Every line that includes the word "image" is to be listed.

*-*-*

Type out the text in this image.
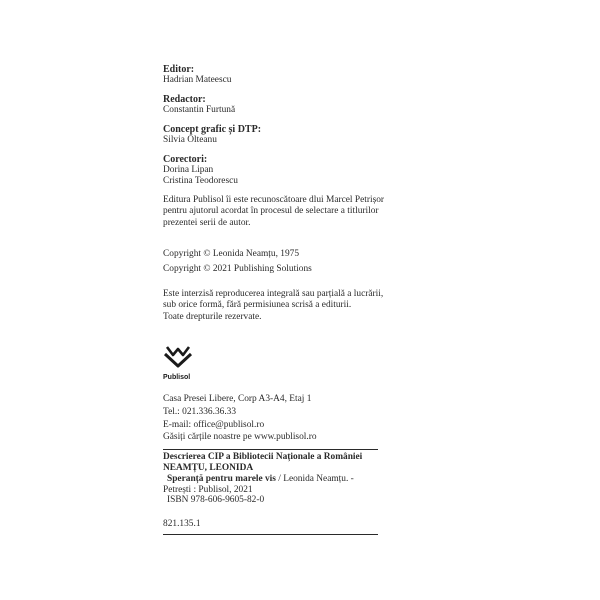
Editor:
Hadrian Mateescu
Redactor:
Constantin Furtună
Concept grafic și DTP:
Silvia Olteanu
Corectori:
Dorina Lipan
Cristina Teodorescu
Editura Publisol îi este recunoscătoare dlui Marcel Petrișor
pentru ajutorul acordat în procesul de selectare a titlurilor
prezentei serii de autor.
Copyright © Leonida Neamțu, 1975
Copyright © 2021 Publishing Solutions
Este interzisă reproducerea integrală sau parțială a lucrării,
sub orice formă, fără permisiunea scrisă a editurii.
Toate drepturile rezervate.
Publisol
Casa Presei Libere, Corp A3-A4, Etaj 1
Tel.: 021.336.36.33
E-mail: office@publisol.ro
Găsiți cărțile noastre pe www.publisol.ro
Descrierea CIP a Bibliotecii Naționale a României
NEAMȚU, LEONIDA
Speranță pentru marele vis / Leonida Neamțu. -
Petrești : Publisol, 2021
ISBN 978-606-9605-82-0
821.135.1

*-*-*

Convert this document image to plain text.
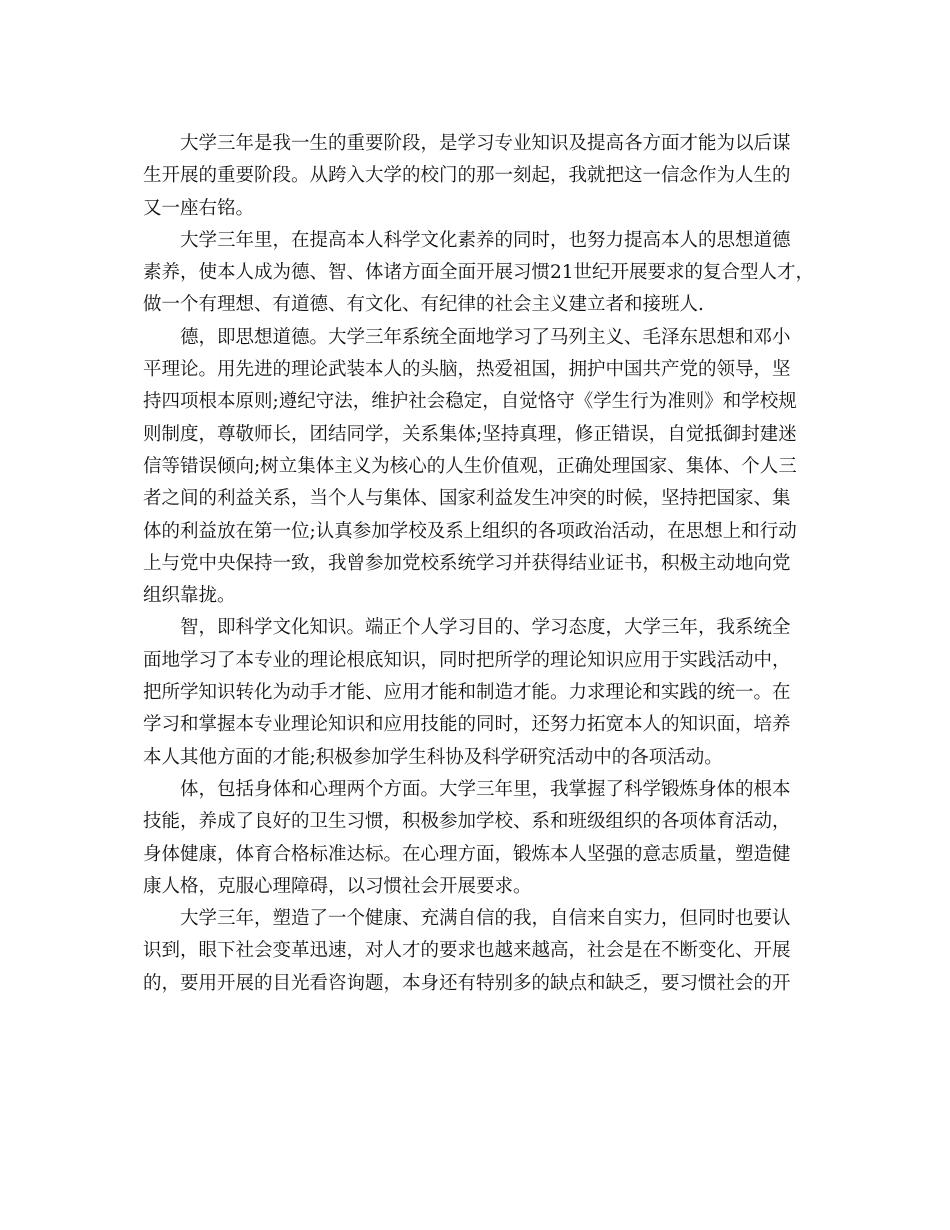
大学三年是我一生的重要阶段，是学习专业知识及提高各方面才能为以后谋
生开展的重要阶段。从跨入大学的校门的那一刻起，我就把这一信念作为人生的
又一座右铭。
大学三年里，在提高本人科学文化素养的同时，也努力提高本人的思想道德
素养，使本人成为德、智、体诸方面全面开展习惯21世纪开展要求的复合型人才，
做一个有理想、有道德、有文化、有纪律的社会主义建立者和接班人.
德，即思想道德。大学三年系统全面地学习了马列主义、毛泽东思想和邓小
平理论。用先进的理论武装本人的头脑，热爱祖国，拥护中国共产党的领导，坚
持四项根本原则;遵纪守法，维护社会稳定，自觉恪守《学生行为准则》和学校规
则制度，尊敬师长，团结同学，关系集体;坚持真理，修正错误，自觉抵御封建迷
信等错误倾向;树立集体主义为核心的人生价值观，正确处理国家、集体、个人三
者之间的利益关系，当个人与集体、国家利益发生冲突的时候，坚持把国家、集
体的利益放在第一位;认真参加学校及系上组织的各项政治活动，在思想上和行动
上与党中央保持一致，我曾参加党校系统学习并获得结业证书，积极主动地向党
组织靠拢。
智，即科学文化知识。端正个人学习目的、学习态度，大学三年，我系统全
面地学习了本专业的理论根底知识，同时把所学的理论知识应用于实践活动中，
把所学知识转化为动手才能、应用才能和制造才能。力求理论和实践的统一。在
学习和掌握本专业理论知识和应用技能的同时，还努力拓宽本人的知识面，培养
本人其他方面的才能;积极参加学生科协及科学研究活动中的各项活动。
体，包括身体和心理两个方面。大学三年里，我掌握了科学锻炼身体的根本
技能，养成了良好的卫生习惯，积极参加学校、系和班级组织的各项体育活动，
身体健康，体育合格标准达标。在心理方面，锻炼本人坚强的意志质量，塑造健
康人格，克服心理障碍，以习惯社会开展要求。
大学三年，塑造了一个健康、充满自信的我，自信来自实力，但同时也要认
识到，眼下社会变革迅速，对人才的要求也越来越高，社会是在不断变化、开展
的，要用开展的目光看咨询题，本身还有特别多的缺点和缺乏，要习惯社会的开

*-*-*

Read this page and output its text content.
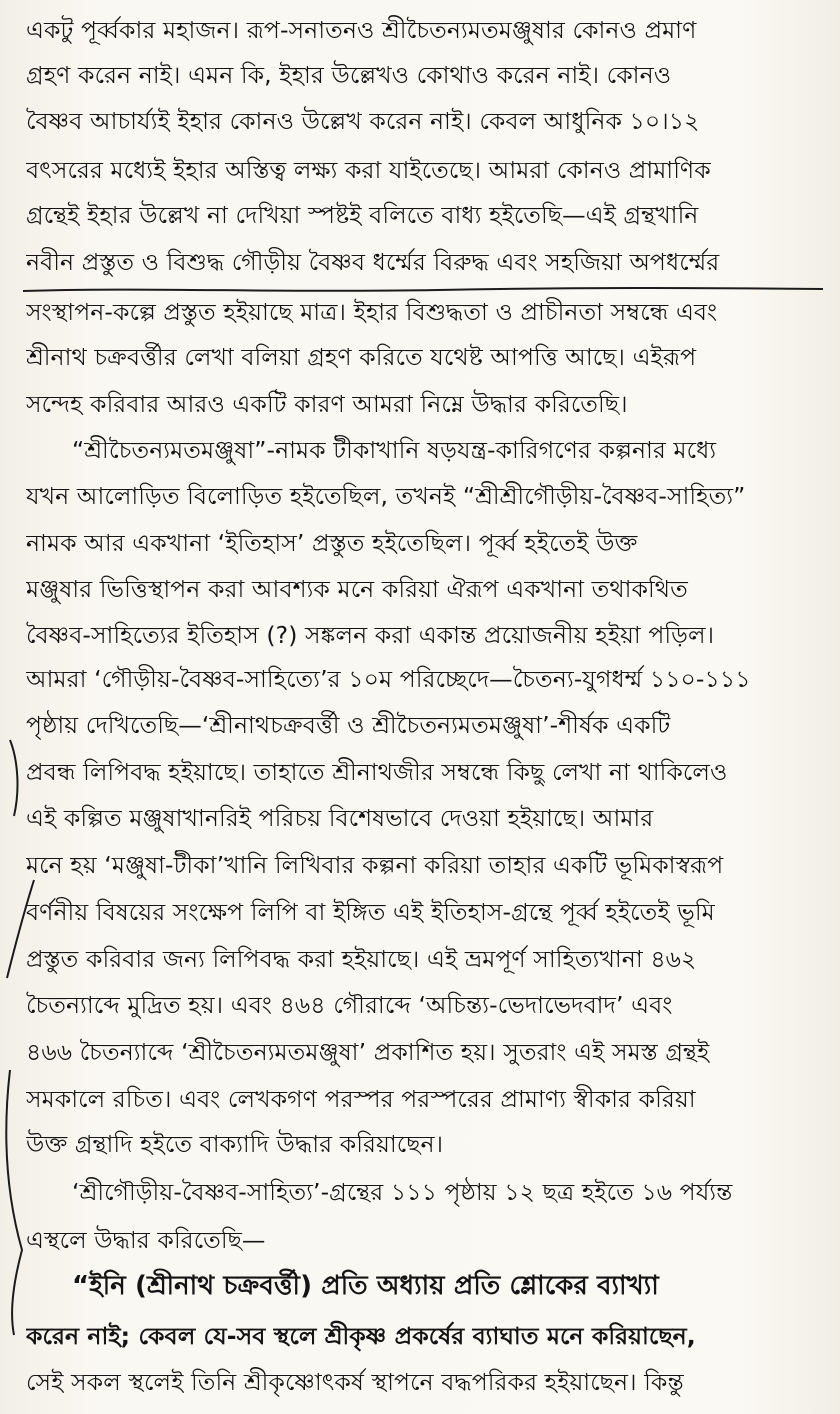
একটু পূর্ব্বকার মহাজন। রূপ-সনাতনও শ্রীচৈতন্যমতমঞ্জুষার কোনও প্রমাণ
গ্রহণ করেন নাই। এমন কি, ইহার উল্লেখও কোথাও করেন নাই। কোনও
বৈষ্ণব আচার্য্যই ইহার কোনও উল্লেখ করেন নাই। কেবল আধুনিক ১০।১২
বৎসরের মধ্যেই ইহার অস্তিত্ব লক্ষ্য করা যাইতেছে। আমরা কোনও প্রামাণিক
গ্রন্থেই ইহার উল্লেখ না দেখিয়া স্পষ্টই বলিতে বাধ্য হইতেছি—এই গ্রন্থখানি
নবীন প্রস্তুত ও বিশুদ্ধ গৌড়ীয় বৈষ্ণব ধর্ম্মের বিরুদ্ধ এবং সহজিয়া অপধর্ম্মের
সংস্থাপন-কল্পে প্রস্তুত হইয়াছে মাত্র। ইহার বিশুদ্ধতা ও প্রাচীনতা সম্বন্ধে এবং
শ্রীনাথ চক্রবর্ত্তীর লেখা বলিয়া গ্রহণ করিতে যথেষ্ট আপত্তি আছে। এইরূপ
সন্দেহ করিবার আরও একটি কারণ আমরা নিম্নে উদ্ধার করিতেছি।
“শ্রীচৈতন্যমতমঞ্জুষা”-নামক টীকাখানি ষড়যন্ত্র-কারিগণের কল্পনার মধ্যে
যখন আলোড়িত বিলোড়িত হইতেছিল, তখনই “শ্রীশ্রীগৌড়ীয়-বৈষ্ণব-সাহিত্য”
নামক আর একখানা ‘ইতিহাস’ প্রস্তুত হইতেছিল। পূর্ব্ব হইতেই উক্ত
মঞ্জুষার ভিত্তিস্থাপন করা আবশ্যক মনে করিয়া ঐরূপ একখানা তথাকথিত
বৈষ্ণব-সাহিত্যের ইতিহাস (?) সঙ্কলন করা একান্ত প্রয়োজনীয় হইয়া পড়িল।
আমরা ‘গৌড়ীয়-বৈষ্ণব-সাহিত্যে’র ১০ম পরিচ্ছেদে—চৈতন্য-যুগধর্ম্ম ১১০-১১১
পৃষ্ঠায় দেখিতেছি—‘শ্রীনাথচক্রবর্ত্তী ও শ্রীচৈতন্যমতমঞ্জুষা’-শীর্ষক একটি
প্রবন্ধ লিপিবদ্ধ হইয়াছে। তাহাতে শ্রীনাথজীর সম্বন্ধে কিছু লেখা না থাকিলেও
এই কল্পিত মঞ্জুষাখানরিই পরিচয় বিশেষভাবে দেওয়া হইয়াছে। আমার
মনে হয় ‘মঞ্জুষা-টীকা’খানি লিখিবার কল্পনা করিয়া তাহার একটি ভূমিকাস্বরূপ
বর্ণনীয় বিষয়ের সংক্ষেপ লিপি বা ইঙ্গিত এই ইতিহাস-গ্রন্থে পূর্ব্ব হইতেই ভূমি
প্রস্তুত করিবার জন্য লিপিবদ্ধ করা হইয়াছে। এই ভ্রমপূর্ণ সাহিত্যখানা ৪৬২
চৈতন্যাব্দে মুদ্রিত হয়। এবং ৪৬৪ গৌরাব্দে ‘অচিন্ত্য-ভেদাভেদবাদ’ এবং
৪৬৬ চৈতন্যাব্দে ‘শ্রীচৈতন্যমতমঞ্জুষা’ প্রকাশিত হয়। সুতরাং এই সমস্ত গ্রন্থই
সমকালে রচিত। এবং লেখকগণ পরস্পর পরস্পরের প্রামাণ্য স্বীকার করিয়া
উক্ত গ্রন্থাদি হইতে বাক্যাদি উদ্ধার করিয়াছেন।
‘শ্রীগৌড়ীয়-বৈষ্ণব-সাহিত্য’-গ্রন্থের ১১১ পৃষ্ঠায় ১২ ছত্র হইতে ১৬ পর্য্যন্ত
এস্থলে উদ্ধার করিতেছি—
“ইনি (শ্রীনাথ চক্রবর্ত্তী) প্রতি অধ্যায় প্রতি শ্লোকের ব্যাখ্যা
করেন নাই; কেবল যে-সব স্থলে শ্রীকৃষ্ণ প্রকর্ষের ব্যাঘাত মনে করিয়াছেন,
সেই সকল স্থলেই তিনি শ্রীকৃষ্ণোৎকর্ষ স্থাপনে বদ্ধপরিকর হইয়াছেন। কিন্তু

*-*-*

= The completed task =
Type out the text in this image.
Convert this document image to plain text.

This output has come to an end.